# [Prompt 1]
In the passage on Git trees and commits, substitute "files" for "blobs" throughout the part that opens with the words "A tree is a" and closes with "content as well.", and write that part out.

# [Passage given]
◆ ◆ ◆ ◆ ◆
A tree is a higher hierarchy under the organizational structure. A tree can contain several blobs or other trees. Trees are identified by hashing the tree content as well.

Commit

A commit is the current state of a tree, which can be viewed as a snapshot of the content of the working tree. A commit will store the files existing in a directory at that time along with its content. Asides from other data structures, a commit in Git will store transactional metadata such as the hash of the working tree, author, timestamp and message. Once a commit is created, a hash will also be created to identify these objects from other commits.

One of the most important features of this type of structure is that when a blob inside a committed tree undergoes a change in its content, a new commit will be created. Instead of storing the entirety of the data structures again, the commit will only store the content of the file that was modified, referencing the hash of blobs and trees objects that didn’t undergo any changes.

When this process is replicated in a blockchain, the conceptual optimization process of Merkle trees gains importance as a widely-used method that enhances the efficiency of network operations.
◆ ◆ ◆ ◆ ◆
# [Given records]
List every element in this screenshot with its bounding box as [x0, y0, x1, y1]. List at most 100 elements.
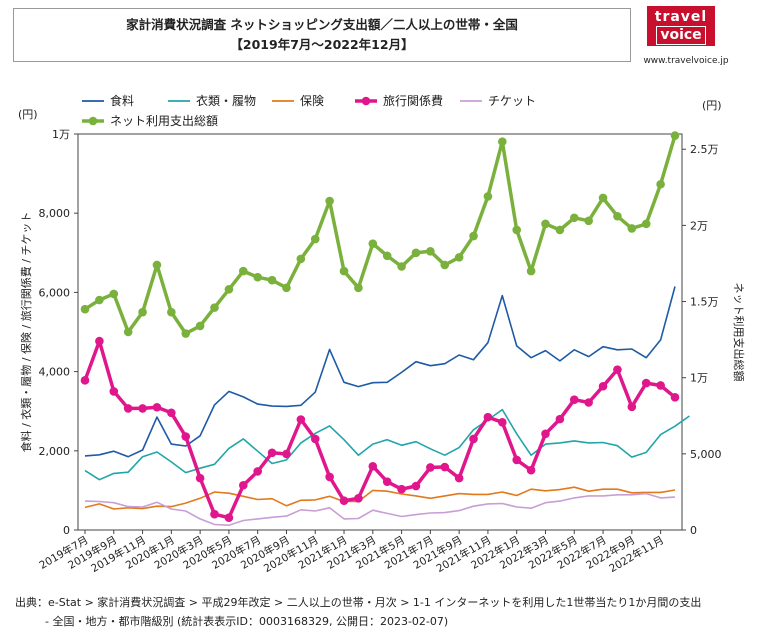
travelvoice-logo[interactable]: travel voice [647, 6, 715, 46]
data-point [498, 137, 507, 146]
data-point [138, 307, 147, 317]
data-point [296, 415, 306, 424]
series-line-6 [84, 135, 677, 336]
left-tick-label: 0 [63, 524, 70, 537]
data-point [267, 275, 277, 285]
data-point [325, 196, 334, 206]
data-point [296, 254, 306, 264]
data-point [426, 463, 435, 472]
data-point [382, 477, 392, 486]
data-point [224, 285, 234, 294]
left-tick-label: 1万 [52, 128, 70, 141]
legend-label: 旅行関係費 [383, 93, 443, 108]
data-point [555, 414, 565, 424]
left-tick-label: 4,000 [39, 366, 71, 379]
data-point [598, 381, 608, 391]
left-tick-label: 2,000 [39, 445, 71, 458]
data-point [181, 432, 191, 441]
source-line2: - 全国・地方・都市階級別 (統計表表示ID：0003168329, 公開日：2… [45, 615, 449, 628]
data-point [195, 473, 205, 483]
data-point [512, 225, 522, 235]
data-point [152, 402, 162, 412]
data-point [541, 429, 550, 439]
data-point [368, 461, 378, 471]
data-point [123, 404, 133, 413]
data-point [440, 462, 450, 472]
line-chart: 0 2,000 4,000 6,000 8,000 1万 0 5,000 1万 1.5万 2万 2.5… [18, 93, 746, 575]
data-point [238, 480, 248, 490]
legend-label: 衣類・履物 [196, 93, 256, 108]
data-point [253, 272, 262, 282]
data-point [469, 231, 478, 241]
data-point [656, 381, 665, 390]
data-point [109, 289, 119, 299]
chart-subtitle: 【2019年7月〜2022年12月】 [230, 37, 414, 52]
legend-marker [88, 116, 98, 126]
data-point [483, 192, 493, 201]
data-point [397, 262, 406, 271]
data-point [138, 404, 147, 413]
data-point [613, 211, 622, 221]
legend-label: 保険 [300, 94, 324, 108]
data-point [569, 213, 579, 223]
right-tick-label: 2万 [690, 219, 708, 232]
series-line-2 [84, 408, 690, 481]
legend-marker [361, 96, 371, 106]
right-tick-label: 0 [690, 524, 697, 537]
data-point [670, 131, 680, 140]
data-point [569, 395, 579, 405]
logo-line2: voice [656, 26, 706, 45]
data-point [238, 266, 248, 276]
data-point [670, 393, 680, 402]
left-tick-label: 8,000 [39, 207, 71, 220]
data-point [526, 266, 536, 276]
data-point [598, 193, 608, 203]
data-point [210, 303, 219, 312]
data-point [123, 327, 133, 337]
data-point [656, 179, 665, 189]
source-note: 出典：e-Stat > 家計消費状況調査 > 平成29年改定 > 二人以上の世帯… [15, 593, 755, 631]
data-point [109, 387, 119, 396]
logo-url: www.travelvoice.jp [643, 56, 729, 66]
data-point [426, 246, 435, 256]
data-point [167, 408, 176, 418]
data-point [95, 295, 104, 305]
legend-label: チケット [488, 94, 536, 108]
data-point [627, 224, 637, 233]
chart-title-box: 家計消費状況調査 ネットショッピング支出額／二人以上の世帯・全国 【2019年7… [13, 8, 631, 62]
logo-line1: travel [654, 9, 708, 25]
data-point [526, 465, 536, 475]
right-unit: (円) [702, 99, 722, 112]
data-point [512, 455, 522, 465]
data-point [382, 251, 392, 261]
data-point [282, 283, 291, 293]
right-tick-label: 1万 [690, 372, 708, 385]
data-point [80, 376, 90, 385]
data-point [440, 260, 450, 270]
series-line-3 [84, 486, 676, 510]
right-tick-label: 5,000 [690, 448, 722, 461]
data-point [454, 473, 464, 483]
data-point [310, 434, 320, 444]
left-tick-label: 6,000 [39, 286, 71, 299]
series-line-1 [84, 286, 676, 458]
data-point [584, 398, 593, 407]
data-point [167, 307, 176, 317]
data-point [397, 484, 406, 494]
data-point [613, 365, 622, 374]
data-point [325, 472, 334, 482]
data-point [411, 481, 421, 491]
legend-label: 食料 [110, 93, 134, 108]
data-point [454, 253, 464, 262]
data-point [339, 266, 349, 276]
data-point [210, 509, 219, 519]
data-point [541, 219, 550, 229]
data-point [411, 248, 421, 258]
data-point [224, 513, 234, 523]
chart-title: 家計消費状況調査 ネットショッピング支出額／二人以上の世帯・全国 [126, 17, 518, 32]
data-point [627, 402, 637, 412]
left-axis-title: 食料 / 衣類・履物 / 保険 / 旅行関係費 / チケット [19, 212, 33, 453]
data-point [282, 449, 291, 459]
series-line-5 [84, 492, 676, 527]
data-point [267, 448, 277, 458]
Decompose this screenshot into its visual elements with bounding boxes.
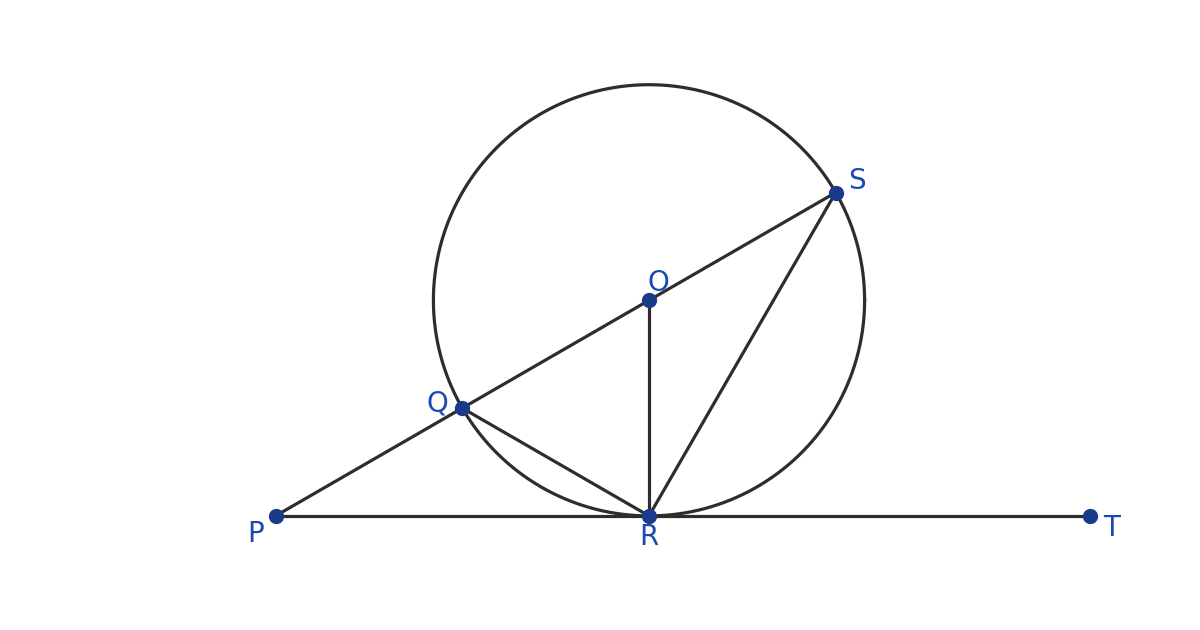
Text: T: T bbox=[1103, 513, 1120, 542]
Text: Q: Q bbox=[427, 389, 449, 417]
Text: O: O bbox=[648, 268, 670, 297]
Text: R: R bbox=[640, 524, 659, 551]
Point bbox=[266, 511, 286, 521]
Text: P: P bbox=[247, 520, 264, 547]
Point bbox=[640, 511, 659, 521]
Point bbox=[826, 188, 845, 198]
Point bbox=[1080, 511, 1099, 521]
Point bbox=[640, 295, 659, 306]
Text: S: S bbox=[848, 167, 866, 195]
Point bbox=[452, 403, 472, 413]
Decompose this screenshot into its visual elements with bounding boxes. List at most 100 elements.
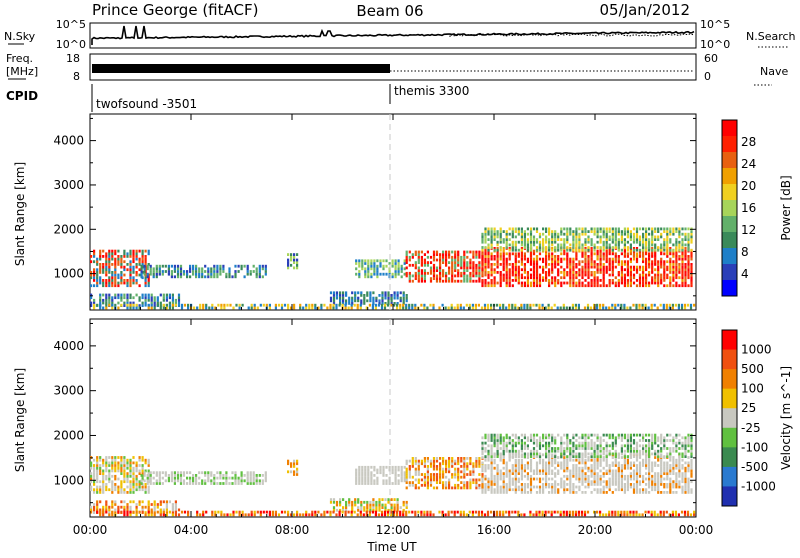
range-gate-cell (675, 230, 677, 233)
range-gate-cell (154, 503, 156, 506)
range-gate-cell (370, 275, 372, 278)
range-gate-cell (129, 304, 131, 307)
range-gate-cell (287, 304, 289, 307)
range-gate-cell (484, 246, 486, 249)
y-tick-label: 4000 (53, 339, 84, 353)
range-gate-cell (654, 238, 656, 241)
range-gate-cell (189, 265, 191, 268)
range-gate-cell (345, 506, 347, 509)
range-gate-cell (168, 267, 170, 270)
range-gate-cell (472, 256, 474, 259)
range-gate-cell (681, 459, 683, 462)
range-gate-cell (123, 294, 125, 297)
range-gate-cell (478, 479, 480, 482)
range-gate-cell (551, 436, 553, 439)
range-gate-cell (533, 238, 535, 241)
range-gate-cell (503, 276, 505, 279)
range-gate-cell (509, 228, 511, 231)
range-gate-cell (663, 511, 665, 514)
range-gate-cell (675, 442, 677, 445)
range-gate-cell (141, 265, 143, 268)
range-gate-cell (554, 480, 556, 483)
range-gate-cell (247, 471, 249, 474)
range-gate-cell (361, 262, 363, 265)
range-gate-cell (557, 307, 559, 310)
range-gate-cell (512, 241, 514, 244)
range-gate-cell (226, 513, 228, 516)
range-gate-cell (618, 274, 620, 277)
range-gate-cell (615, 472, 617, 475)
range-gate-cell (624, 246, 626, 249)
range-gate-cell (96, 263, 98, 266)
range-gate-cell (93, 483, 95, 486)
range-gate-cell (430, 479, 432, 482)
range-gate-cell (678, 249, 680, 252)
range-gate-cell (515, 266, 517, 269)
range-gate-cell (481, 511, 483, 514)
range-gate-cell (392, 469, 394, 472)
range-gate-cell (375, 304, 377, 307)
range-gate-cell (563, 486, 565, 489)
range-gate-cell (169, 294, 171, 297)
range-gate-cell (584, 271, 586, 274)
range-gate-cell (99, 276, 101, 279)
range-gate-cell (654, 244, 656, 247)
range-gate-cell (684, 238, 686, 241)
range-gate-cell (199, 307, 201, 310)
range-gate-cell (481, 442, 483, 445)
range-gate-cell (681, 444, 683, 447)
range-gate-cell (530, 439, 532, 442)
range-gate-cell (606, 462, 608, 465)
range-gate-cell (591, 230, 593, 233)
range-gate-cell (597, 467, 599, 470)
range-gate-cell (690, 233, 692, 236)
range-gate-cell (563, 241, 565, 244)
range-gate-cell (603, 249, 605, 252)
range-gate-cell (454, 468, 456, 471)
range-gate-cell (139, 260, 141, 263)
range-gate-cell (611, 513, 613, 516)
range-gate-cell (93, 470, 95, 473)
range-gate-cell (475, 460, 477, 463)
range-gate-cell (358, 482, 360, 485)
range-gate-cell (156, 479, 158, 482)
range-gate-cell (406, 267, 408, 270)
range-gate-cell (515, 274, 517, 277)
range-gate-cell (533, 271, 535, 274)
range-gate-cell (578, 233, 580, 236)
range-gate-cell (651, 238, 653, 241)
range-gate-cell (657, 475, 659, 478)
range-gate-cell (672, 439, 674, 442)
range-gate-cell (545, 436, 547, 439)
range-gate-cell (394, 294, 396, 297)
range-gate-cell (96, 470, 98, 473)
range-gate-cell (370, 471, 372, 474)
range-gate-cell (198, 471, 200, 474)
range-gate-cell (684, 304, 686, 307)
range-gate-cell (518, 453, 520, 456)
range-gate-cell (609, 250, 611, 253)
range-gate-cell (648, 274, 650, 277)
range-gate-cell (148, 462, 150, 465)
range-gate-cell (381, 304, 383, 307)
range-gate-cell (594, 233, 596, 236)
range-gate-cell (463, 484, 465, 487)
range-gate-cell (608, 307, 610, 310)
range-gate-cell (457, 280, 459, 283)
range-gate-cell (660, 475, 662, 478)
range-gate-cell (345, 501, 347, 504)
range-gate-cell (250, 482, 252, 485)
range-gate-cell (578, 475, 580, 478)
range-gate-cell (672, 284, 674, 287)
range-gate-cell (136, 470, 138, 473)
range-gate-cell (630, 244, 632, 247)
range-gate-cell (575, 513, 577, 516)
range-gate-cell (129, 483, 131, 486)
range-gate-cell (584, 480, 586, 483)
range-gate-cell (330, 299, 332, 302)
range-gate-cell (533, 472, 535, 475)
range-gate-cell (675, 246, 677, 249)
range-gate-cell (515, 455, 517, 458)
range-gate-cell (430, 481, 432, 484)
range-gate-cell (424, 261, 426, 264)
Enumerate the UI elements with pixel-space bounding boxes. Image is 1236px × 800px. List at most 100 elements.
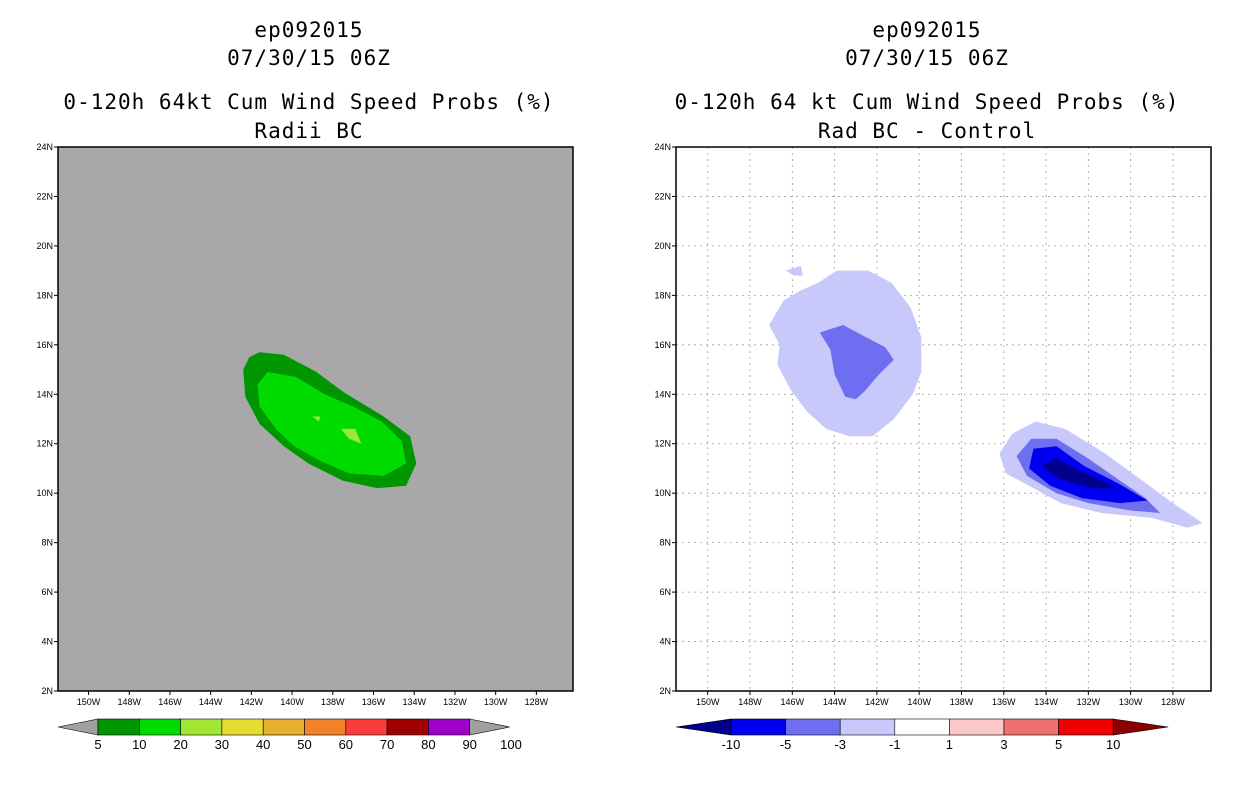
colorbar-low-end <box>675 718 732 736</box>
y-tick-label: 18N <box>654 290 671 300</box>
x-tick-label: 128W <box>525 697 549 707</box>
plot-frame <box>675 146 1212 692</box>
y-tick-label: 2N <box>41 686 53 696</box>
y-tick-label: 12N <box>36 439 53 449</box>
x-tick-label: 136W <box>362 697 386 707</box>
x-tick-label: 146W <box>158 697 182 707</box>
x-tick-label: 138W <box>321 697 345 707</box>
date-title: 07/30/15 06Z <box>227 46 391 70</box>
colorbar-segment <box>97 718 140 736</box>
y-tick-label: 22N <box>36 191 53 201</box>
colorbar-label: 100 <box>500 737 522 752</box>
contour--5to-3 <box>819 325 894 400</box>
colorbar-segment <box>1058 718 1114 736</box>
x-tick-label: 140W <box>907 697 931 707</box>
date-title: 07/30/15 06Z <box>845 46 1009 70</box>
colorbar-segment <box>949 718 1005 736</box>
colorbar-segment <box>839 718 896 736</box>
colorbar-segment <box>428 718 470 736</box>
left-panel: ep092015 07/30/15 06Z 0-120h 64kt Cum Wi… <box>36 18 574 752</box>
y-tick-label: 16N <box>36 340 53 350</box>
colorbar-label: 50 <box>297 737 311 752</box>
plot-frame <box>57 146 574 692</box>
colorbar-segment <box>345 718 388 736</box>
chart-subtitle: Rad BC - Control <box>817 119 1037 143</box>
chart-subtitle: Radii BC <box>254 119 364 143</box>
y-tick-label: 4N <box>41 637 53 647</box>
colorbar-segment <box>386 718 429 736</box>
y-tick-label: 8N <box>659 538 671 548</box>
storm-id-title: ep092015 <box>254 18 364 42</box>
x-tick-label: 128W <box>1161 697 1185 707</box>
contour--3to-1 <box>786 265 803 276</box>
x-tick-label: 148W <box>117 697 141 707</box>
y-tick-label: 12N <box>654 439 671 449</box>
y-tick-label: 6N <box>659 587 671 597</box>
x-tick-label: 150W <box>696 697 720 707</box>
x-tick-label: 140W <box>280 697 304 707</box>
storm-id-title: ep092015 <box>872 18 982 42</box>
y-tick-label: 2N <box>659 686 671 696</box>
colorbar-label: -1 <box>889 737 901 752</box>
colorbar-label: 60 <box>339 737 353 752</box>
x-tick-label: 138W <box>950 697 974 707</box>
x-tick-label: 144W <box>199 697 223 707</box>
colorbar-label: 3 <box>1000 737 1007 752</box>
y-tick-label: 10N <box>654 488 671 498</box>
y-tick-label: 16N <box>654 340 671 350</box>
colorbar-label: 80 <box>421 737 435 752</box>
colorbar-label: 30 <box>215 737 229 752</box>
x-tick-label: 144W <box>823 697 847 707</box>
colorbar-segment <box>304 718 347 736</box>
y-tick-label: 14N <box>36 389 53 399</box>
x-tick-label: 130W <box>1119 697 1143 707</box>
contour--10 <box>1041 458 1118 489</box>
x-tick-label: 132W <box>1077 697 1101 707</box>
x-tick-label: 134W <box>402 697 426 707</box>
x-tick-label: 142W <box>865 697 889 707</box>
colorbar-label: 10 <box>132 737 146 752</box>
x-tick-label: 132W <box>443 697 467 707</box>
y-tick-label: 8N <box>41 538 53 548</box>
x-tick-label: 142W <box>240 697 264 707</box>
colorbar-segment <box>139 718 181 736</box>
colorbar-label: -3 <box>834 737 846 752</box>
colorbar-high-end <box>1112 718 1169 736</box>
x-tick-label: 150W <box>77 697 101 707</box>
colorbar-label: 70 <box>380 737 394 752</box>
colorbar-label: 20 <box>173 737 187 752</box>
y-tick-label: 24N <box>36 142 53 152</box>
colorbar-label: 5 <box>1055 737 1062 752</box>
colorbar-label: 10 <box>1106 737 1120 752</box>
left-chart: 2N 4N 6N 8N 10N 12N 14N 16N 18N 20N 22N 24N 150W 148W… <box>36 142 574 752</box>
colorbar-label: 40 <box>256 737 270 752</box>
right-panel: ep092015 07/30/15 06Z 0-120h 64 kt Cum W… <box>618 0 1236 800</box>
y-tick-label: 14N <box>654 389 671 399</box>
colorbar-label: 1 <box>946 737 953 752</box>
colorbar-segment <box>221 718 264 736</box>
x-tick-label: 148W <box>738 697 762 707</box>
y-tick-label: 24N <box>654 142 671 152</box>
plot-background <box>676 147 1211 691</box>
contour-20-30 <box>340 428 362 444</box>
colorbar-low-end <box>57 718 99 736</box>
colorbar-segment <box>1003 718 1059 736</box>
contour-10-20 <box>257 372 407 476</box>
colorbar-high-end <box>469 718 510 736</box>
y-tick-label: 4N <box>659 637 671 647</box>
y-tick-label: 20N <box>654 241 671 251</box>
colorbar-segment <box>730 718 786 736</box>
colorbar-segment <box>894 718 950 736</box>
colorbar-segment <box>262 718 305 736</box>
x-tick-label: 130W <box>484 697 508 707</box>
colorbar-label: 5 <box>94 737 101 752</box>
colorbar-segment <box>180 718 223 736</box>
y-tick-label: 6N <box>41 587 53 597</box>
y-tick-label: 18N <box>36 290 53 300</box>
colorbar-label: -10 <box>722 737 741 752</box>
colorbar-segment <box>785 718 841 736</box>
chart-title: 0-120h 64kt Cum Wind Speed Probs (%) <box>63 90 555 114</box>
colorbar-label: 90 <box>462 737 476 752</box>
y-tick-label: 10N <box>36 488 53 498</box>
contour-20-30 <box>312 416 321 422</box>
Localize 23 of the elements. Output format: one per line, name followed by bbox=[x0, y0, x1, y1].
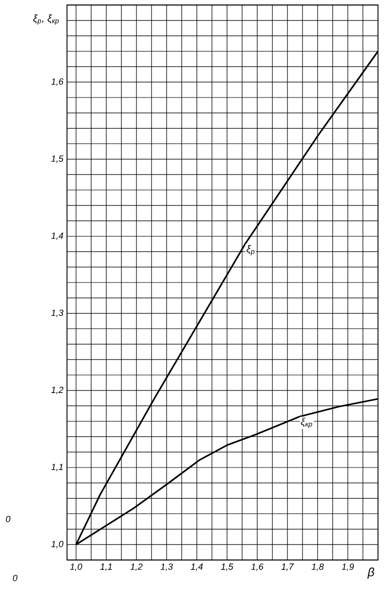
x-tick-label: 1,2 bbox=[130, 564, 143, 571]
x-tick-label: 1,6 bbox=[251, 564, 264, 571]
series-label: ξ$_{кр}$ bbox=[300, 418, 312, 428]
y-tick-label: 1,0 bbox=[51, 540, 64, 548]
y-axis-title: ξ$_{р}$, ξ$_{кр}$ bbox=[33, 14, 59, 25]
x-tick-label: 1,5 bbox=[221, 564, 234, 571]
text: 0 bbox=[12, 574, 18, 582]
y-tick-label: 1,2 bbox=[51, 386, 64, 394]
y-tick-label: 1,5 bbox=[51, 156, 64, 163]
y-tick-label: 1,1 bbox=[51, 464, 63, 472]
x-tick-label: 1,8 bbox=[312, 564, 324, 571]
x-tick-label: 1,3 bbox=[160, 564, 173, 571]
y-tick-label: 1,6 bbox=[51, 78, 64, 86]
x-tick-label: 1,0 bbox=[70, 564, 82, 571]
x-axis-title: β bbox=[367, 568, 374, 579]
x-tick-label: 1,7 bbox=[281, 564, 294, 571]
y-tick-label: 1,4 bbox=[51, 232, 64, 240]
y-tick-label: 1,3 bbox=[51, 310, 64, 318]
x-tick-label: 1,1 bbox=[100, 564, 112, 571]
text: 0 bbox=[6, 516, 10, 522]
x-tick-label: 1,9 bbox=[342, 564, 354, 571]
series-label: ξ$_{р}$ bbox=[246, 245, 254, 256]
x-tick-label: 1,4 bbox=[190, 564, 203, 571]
◆ ◆ ◆ ◆ ◆
# [Prompt 2]
Copy from the records the lines running from the one containing "Text: T: T bbox=[1103, 513, 1120, 542]" through the one containing "Point bbox=[452, 403, 472, 413]", both included.

# [Exercise solution 1]
A tree is a higher hierarchy under the organizational structure. A tree can contain several files or other trees. Trees are identified by hashing the tree content as well.

# [Exercise solution 2]
Text: T: T bbox=[1103, 513, 1120, 542]
Text: Q: Q bbox=[427, 389, 449, 417]
Text: O: O bbox=[648, 268, 670, 297]
Text: R: R bbox=[640, 524, 659, 551]
Point bbox=[266, 511, 286, 521]
Text: P: P bbox=[247, 520, 264, 547]
Point bbox=[640, 511, 659, 521]
Point bbox=[826, 188, 845, 198]
Point bbox=[1080, 511, 1099, 521]
Point bbox=[640, 295, 659, 306]
Text: S: S bbox=[848, 167, 866, 195]
Point bbox=[452, 403, 472, 413]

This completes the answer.